**What to produce**
Locate each line in the records containing "REARGRIPBAR". Copy it.

**Records for the task**

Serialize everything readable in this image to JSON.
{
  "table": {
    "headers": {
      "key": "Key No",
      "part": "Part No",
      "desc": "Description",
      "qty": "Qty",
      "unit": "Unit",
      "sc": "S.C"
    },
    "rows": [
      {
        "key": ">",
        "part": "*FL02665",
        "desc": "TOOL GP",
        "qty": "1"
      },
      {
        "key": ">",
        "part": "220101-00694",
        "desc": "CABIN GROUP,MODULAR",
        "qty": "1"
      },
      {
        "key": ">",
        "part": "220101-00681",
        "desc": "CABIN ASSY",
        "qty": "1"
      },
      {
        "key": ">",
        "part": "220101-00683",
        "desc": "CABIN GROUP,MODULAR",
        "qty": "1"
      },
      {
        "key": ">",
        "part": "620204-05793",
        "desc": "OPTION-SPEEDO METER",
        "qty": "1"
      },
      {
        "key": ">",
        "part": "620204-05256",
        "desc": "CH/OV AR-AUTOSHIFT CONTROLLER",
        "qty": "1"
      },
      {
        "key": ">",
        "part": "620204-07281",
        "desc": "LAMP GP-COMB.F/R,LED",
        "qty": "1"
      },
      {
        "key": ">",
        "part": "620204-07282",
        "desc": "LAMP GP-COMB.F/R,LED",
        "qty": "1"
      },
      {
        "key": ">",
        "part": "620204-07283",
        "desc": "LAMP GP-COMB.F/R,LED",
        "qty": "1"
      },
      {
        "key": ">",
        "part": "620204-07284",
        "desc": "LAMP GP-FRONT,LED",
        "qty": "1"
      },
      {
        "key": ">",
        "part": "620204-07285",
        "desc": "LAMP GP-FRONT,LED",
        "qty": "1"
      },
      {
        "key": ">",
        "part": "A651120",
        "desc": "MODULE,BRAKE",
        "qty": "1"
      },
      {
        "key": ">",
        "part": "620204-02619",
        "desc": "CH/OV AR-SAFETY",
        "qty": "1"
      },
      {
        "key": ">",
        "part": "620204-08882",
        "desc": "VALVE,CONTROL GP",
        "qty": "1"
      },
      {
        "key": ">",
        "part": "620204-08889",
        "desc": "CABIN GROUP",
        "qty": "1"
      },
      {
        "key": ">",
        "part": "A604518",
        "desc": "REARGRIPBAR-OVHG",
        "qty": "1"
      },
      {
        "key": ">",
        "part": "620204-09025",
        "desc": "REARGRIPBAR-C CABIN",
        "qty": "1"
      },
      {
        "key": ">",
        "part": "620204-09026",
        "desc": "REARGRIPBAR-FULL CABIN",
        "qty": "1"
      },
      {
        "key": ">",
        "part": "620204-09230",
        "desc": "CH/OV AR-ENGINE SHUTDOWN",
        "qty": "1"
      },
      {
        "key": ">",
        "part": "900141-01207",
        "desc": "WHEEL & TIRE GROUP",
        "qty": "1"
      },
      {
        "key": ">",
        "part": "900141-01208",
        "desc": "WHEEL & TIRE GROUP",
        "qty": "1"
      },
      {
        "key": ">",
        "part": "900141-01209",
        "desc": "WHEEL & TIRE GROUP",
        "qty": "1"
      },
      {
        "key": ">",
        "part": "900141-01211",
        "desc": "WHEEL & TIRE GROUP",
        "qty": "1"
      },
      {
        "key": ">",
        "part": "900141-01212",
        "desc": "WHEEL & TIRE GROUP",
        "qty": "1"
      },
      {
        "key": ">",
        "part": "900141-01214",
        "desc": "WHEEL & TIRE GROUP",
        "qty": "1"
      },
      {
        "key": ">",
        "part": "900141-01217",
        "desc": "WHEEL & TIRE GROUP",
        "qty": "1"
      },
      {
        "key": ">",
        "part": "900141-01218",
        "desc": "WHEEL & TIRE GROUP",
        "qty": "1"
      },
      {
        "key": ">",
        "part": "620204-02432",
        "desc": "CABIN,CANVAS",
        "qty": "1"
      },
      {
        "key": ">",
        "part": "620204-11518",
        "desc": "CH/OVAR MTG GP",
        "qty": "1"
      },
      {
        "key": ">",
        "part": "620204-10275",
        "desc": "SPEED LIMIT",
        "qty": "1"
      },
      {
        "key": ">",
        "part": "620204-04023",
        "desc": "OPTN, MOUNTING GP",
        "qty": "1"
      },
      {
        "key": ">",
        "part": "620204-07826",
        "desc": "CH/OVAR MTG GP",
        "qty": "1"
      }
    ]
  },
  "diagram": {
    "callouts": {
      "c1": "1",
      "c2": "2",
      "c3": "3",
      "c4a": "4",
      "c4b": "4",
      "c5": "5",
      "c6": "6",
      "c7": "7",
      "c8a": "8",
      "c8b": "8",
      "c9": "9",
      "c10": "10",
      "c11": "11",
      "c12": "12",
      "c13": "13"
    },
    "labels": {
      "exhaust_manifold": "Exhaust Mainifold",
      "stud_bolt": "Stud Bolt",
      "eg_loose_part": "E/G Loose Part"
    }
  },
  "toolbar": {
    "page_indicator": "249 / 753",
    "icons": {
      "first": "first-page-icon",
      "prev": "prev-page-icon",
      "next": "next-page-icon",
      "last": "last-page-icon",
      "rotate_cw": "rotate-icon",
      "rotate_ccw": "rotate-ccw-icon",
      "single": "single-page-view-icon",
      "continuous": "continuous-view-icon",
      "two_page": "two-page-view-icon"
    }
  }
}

--

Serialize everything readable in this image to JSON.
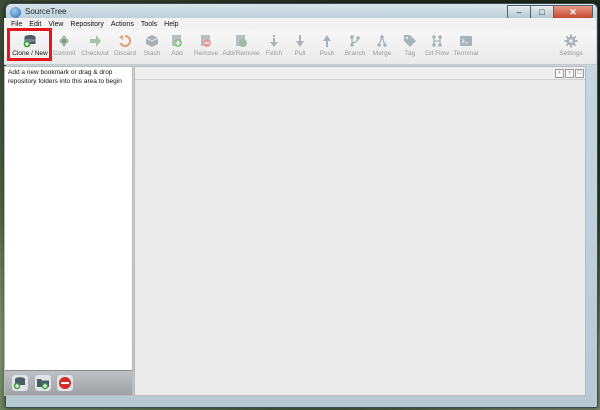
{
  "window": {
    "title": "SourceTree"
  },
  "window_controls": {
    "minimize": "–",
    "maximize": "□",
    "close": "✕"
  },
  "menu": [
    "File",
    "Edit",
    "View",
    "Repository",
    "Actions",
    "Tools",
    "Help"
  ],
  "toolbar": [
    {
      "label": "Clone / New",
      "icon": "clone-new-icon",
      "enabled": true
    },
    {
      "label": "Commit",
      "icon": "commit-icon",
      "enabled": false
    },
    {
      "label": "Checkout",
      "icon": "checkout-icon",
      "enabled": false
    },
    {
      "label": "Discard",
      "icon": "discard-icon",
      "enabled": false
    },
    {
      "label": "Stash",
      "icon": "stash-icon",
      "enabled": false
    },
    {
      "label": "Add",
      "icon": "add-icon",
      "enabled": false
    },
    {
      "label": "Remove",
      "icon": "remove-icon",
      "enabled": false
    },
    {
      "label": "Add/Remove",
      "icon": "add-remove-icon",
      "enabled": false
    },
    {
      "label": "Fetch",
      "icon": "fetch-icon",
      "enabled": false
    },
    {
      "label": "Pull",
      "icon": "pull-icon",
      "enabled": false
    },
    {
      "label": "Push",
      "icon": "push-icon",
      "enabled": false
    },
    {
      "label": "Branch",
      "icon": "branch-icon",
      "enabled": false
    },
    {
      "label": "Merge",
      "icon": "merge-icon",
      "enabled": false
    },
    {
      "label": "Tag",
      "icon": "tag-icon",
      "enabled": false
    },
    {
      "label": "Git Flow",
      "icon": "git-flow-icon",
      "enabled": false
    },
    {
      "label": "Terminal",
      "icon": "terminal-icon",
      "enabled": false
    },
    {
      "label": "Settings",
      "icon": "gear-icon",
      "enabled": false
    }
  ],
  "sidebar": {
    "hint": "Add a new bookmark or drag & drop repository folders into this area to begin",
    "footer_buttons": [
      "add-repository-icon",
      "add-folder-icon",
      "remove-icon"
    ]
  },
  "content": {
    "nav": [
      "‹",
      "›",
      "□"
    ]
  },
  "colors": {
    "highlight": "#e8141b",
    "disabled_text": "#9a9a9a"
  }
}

**Full output**
        "desc": "REARGRIPBAR-OVHG",
        "desc": "REARGRIPBAR-C CABIN",
        "desc": "REARGRIPBAR-FULL CABIN",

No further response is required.